- **Instructions to follow**
Scan the data below for the string "површи". Copy every line where it appears.

- **Provided records**
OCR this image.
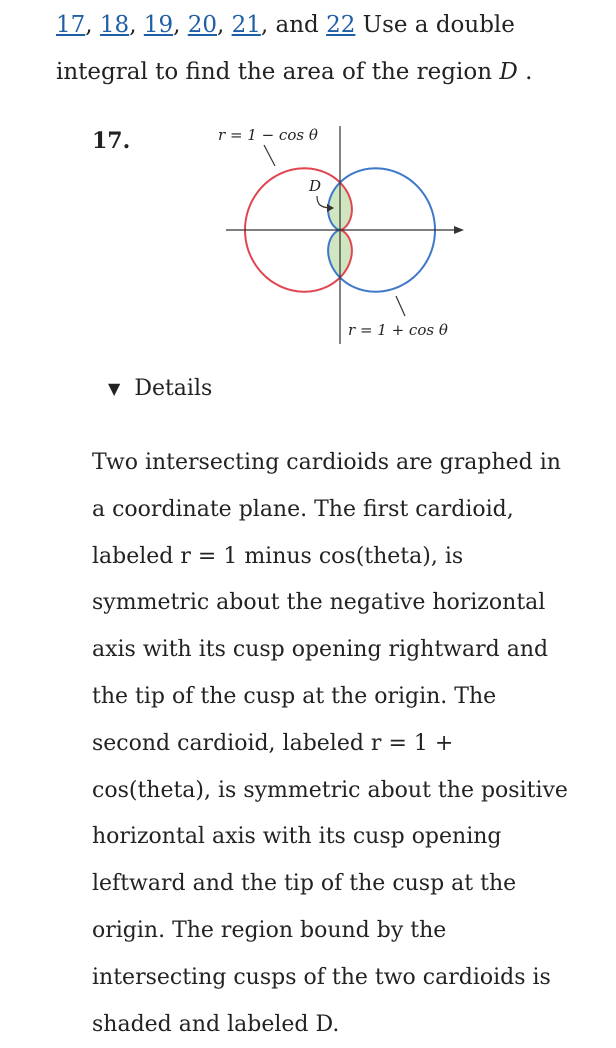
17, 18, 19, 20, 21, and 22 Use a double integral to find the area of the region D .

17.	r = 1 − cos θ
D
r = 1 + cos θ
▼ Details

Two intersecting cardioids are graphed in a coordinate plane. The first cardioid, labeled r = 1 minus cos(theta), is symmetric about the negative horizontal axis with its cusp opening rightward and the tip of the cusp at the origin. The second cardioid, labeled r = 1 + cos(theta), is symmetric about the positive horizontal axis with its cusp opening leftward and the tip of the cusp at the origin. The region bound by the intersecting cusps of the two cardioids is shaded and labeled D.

---

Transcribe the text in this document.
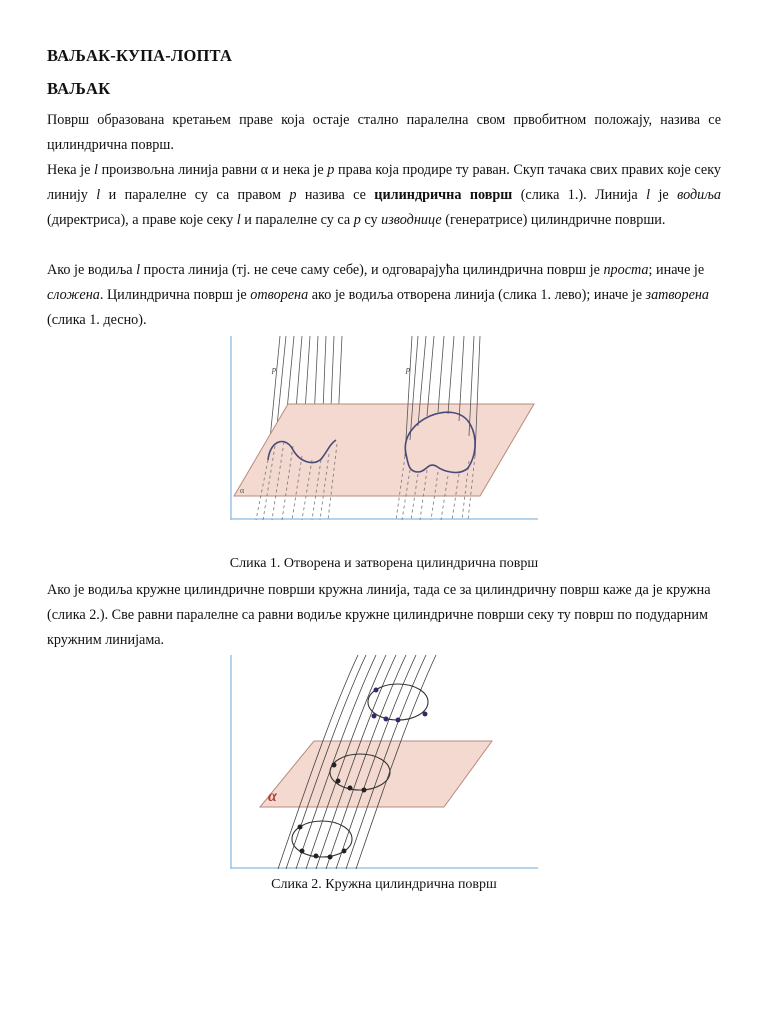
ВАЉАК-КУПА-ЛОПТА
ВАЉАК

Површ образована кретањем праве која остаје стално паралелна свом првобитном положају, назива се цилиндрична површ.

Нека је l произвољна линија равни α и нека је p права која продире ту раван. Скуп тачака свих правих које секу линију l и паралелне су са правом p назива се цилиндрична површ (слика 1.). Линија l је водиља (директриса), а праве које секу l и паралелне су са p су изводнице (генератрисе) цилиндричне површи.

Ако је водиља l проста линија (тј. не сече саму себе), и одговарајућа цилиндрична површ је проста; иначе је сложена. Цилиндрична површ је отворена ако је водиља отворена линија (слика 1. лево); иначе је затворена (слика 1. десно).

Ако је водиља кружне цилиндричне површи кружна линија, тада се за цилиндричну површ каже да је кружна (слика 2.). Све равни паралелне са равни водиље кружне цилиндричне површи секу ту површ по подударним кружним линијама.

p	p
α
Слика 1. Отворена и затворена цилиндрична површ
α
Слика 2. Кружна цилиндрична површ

- **Task output**
Нека је l произвољна линија равни α и нека је p права која продире ту раван. Скуп тачака свих правих које секу линију l и паралелне су са правом p назива се цилиндрична површ (слика 1.). Линија l је водиља (директриса), а праве које секу l и паралелне су са p су изводнице (генератрисе) цилиндричне површи.
Ако је водиља кружне цилиндричне површи кружна линија, тада се за цилиндричну површ каже да је кружна (слика 2.). Све равни паралелне са равни водиље кружне цилиндричне површи секу ту површ по подударним кружним линијама.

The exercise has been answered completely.